[Dataset entries]
★ ★ ★ ★

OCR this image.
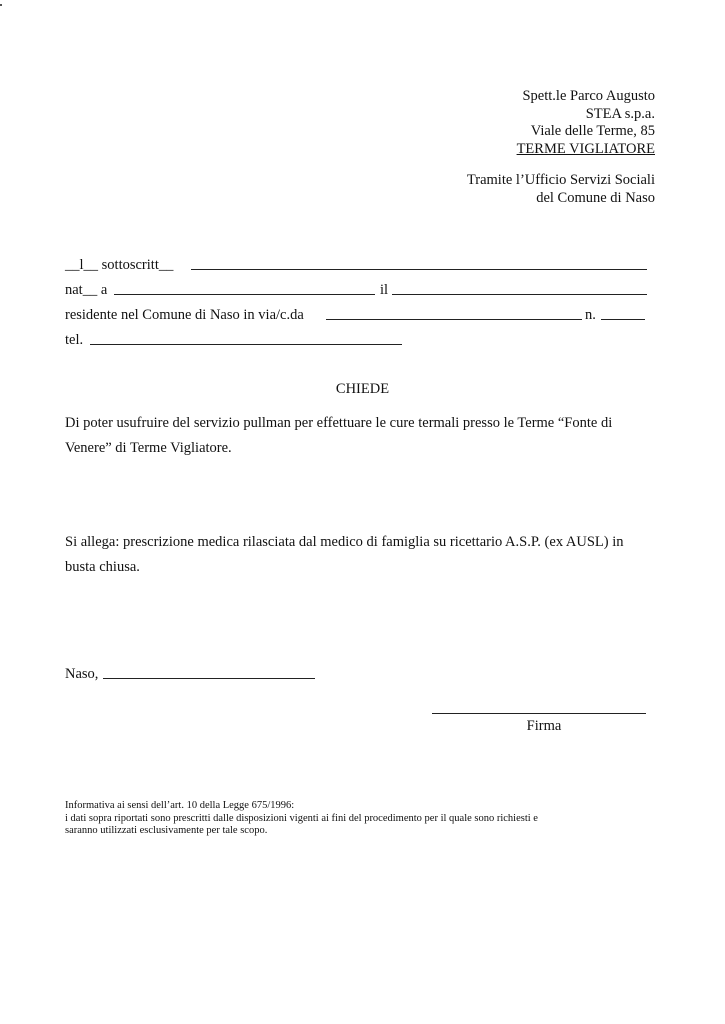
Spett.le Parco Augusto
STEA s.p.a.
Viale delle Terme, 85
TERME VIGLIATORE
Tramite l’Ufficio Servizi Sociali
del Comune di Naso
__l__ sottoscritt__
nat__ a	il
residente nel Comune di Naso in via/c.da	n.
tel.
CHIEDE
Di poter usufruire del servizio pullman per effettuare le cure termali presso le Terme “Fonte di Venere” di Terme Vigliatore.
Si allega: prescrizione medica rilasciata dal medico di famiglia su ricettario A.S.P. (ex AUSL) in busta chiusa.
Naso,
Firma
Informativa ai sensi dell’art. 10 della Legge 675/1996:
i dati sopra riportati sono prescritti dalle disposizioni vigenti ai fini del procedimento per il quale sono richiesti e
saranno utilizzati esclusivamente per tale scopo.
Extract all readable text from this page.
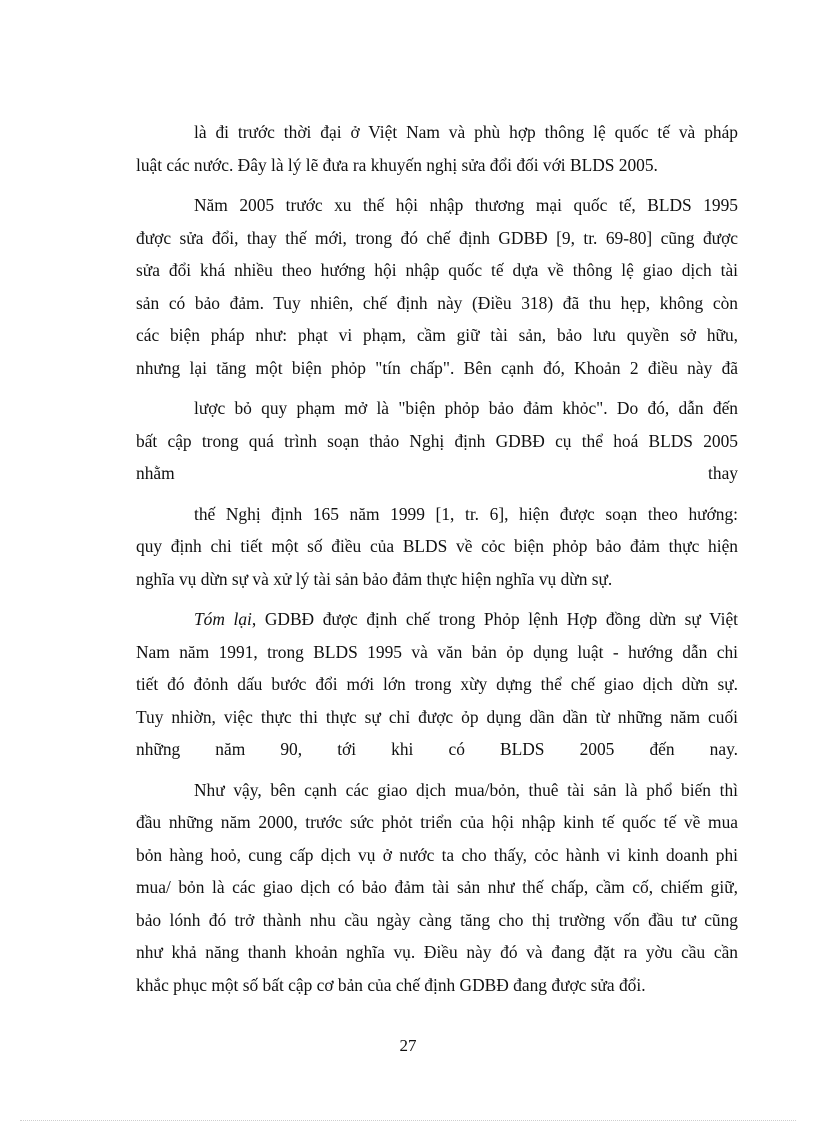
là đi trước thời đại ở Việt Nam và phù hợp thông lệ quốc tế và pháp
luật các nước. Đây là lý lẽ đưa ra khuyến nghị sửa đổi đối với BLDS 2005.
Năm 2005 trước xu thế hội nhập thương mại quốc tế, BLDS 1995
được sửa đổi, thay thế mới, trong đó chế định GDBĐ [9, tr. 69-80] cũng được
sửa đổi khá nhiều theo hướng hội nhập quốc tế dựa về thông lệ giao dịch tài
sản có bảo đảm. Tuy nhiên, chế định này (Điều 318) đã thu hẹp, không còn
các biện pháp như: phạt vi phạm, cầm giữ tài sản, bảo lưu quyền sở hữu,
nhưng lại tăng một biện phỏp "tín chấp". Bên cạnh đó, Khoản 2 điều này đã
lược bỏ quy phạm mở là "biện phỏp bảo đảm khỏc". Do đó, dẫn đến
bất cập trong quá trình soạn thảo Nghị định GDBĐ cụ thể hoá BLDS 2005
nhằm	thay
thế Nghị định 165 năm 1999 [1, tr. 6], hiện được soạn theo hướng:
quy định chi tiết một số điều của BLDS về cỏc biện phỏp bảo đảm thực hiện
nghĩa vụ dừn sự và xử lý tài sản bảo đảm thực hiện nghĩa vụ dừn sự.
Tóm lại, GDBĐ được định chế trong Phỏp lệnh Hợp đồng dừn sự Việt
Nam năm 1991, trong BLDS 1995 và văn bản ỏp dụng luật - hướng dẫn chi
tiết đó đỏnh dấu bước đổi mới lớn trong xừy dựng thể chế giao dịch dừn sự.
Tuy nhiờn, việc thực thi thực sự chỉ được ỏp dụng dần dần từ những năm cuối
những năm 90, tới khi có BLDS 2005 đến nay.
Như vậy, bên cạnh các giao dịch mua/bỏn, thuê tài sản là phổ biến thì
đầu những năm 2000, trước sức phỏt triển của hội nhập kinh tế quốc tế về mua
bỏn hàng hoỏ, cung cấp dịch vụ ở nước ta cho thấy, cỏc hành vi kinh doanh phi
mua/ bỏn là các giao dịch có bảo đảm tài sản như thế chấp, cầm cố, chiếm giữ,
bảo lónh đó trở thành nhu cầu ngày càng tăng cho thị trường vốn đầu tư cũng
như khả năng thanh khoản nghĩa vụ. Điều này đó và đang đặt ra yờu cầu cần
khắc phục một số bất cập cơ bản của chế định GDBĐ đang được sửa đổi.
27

★ ★ ★ ★

* **The request**
Copy every line above in which the string "biện" shows up.

* **Answer**
các biện pháp như: phạt vi phạm, cầm giữ tài sản, bảo lưu quyền sở hữu,
nhưng lại tăng một biện phỏp "tín chấp". Bên cạnh đó, Khoản 2 điều này đã
lược bỏ quy phạm mở là "biện phỏp bảo đảm khỏc". Do đó, dẫn đến
quy định chi tiết một số điều của BLDS về cỏc biện phỏp bảo đảm thực hiện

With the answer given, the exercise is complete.